● **Short task**: Please write out every line of the records below, changing nothing.

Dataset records
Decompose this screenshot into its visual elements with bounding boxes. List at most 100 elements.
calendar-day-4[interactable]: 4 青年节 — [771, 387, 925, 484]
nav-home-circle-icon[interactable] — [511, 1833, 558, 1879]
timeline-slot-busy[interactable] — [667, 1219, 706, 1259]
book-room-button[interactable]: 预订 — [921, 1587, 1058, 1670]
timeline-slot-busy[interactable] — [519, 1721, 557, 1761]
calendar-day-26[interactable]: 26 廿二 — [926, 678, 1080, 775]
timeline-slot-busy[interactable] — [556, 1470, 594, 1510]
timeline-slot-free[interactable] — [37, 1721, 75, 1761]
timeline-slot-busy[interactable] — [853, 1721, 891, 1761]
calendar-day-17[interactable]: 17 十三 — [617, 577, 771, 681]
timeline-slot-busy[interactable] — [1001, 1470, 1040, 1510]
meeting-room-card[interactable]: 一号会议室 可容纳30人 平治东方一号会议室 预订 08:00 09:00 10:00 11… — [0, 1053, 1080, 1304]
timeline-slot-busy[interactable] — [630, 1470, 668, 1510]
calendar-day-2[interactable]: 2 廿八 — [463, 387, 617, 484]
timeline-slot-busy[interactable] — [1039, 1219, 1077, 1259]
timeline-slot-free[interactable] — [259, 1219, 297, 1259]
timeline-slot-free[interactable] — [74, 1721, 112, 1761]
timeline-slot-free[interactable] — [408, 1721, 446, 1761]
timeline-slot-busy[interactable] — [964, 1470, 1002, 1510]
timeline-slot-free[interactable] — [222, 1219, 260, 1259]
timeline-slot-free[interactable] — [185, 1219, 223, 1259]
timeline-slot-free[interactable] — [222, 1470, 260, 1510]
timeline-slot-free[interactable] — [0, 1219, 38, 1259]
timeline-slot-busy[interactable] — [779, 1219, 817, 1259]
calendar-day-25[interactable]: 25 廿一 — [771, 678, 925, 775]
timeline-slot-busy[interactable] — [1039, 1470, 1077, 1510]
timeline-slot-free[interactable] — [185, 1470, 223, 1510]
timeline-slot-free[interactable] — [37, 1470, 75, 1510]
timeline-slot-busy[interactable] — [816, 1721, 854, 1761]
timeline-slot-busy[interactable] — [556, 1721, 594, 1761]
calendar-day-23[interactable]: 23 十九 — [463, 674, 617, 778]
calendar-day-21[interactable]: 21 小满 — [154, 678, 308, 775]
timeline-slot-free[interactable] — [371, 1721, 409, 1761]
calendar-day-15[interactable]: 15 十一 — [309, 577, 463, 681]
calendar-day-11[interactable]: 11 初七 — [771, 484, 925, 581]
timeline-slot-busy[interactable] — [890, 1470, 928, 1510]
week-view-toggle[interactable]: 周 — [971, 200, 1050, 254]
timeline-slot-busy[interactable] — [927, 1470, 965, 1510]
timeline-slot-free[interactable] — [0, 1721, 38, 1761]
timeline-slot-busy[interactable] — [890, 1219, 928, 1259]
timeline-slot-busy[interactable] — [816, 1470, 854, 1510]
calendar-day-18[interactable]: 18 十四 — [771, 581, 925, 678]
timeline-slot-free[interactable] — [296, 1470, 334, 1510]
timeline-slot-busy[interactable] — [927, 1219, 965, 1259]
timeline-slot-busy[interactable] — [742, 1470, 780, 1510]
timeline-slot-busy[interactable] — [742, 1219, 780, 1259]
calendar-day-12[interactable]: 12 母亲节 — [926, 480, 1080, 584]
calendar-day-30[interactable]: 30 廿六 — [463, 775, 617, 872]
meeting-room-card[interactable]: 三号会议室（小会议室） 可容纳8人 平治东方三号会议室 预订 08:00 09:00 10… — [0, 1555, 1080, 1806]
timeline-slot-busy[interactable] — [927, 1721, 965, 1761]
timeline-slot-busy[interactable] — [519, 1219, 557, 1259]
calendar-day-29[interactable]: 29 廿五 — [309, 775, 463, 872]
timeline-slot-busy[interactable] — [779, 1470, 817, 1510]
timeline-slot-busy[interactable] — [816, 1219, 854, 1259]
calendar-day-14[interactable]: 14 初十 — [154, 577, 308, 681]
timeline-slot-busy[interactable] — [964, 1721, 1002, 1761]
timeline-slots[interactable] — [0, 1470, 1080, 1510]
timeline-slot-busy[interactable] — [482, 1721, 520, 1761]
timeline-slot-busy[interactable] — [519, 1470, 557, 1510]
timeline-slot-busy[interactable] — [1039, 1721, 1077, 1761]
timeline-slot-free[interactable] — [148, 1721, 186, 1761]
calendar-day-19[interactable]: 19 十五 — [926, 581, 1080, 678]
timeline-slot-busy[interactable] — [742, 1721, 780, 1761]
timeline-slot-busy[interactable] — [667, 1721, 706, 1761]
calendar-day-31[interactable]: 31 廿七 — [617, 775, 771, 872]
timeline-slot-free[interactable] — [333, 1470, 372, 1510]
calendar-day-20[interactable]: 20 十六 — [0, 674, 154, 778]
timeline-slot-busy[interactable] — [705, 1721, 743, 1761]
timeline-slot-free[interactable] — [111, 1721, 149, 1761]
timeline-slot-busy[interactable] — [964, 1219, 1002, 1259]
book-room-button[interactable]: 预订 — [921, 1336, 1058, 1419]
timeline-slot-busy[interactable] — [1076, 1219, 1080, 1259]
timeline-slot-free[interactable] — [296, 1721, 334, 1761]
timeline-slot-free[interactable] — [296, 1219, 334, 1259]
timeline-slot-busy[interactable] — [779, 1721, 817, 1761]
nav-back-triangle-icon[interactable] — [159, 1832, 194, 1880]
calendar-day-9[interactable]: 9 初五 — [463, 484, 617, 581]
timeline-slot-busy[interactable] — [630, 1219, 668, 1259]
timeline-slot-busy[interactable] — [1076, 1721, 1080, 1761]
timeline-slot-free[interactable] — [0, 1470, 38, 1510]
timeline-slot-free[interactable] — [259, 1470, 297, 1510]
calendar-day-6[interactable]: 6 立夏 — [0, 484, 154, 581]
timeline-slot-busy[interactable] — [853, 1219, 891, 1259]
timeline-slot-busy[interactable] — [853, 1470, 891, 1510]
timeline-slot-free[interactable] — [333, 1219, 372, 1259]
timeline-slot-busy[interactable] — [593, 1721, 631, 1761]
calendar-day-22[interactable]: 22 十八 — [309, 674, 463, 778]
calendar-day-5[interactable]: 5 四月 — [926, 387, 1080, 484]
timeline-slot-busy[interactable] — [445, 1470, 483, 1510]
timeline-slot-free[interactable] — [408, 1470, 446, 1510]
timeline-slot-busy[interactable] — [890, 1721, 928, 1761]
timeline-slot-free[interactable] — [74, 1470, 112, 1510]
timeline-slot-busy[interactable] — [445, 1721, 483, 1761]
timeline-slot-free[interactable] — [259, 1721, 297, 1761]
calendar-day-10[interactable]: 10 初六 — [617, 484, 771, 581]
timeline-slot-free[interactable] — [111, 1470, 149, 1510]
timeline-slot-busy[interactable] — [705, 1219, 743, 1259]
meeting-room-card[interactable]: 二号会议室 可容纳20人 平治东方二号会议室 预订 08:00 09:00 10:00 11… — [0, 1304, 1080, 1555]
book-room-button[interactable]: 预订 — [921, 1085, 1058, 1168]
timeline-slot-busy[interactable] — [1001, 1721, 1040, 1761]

● **Final result**:
Decompose this screenshot into its visual elements with bounding boxes. List at most 100 elements.
calendar-day-4[interactable]: 4 青年节 — [771, 387, 925, 484]
nav-home-circle-icon[interactable] — [511, 1833, 558, 1879]
timeline-slot-busy[interactable] — [667, 1219, 706, 1259]
book-room-button[interactable]: 预订 — [921, 1587, 1058, 1670]
timeline-slot-busy[interactable] — [519, 1721, 557, 1761]
calendar-day-26[interactable]: 26 廿二 — [926, 678, 1080, 775]
timeline-slot-busy[interactable] — [556, 1470, 594, 1510]
timeline-slot-free[interactable] — [37, 1721, 75, 1761]
timeline-slot-busy[interactable] — [853, 1721, 891, 1761]
calendar-day-17[interactable]: 17 十三 — [617, 577, 771, 681]
timeline-slot-busy[interactable] — [1001, 1470, 1040, 1510]
meeting-room-card[interactable]: 一号会议室 可容纳30人 平治东方一号会议室 预订 08:00 09:00 10:00 11… — [0, 1053, 1080, 1304]
timeline-slot-busy[interactable] — [630, 1470, 668, 1510]
calendar-day-2[interactable]: 2 廿八 — [463, 387, 617, 484]
timeline-slot-busy[interactable] — [1039, 1219, 1077, 1259]
timeline-slot-free[interactable] — [259, 1219, 297, 1259]
timeline-slot-free[interactable] — [74, 1721, 112, 1761]
timeline-slot-free[interactable] — [408, 1721, 446, 1761]
timeline-slot-busy[interactable] — [964, 1470, 1002, 1510]
timeline-slot-free[interactable] — [222, 1219, 260, 1259]
timeline-slot-free[interactable] — [185, 1219, 223, 1259]
timeline-slot-free[interactable] — [222, 1470, 260, 1510]
timeline-slot-free[interactable] — [0, 1219, 38, 1259]
timeline-slot-busy[interactable] — [779, 1219, 817, 1259]
calendar-day-25[interactable]: 25 廿一 — [771, 678, 925, 775]
timeline-slot-busy[interactable] — [1039, 1470, 1077, 1510]
timeline-slot-free[interactable] — [185, 1470, 223, 1510]
timeline-slot-free[interactable] — [37, 1470, 75, 1510]
timeline-slot-busy[interactable] — [816, 1721, 854, 1761]
timeline-slot-busy[interactable] — [556, 1721, 594, 1761]
calendar-day-23[interactable]: 23 十九 — [463, 674, 617, 778]
calendar-day-21[interactable]: 21 小满 — [154, 678, 308, 775]
timeline-slot-free[interactable] — [371, 1721, 409, 1761]
calendar-day-15[interactable]: 15 十一 — [309, 577, 463, 681]
calendar-day-11[interactable]: 11 初七 — [771, 484, 925, 581]
timeline-slot-busy[interactable] — [890, 1470, 928, 1510]
week-view-toggle[interactable]: 周 — [971, 200, 1050, 254]
timeline-slot-busy[interactable] — [927, 1470, 965, 1510]
timeline-slot-free[interactable] — [0, 1721, 38, 1761]
timeline-slot-busy[interactable] — [890, 1219, 928, 1259]
timeline-slot-busy[interactable] — [816, 1470, 854, 1510]
calendar-day-18[interactable]: 18 十四 — [771, 581, 925, 678]
timeline-slot-free[interactable] — [296, 1470, 334, 1510]
timeline-slot-busy[interactable] — [927, 1219, 965, 1259]
timeline-slot-busy[interactable] — [742, 1470, 780, 1510]
timeline-slot-busy[interactable] — [742, 1219, 780, 1259]
calendar-day-12[interactable]: 12 母亲节 — [926, 480, 1080, 584]
calendar-day-30[interactable]: 30 廿六 — [463, 775, 617, 872]
meeting-room-card[interactable]: 三号会议室（小会议室） 可容纳8人 平治东方三号会议室 预订 08:00 09:00 10… — [0, 1555, 1080, 1806]
timeline-slot-busy[interactable] — [927, 1721, 965, 1761]
timeline-slot-busy[interactable] — [519, 1219, 557, 1259]
calendar-day-29[interactable]: 29 廿五 — [309, 775, 463, 872]
timeline-slot-busy[interactable] — [779, 1470, 817, 1510]
timeline-slot-busy[interactable] — [816, 1219, 854, 1259]
calendar-day-14[interactable]: 14 初十 — [154, 577, 308, 681]
timeline-slot-busy[interactable] — [964, 1721, 1002, 1761]
timeline-slots[interactable] — [0, 1470, 1080, 1510]
timeline-slot-busy[interactable] — [482, 1721, 520, 1761]
timeline-slot-busy[interactable] — [519, 1470, 557, 1510]
timeline-slot-busy[interactable] — [1039, 1721, 1077, 1761]
timeline-slot-free[interactable] — [148, 1721, 186, 1761]
calendar-day-19[interactable]: 19 十五 — [926, 581, 1080, 678]
timeline-slot-busy[interactable] — [742, 1721, 780, 1761]
timeline-slot-busy[interactable] — [667, 1721, 706, 1761]
calendar-day-31[interactable]: 31 廿七 — [617, 775, 771, 872]
timeline-slot-free[interactable] — [333, 1470, 372, 1510]
calendar-day-20[interactable]: 20 十六 — [0, 674, 154, 778]
timeline-slot-busy[interactable] — [705, 1721, 743, 1761]
timeline-slot-free[interactable] — [111, 1721, 149, 1761]
timeline-slot-busy[interactable] — [964, 1219, 1002, 1259]
book-room-button[interactable]: 预订 — [921, 1336, 1058, 1419]
timeline-slot-busy[interactable] — [1076, 1219, 1080, 1259]
timeline-slot-free[interactable] — [296, 1721, 334, 1761]
timeline-slot-free[interactable] — [296, 1219, 334, 1259]
timeline-slot-busy[interactable] — [779, 1721, 817, 1761]
nav-back-triangle-icon[interactable] — [159, 1832, 194, 1880]
calendar-day-9[interactable]: 9 初五 — [463, 484, 617, 581]
timeline-slot-busy[interactable] — [630, 1219, 668, 1259]
timeline-slot-busy[interactable] — [1076, 1721, 1080, 1761]
timeline-slot-free[interactable] — [0, 1470, 38, 1510]
timeline-slot-free[interactable] — [259, 1470, 297, 1510]
calendar-day-6[interactable]: 6 立夏 — [0, 484, 154, 581]
timeline-slot-busy[interactable] — [853, 1219, 891, 1259]
timeline-slot-busy[interactable] — [853, 1470, 891, 1510]
timeline-slot-free[interactable] — [333, 1219, 372, 1259]
timeline-slot-busy[interactable] — [593, 1721, 631, 1761]
calendar-day-22[interactable]: 22 十八 — [309, 674, 463, 778]
calendar-day-5[interactable]: 5 四月 — [926, 387, 1080, 484]
timeline-slot-busy[interactable] — [445, 1470, 483, 1510]
timeline-slot-free[interactable] — [408, 1470, 446, 1510]
timeline-slot-busy[interactable] — [890, 1721, 928, 1761]
timeline-slot-free[interactable] — [74, 1470, 112, 1510]
timeline-slot-busy[interactable] — [445, 1721, 483, 1761]
timeline-slot-free[interactable] — [259, 1721, 297, 1761]
calendar-day-10[interactable]: 10 初六 — [617, 484, 771, 581]
timeline-slot-free[interactable] — [111, 1470, 149, 1510]
timeline-slot-busy[interactable] — [705, 1219, 743, 1259]
meeting-room-card[interactable]: 二号会议室 可容纳20人 平治东方二号会议室 预订 08:00 09:00 10:00 11… — [0, 1304, 1080, 1555]
book-room-button[interactable]: 预订 — [921, 1085, 1058, 1168]
timeline-slot-busy[interactable] — [1001, 1721, 1040, 1761]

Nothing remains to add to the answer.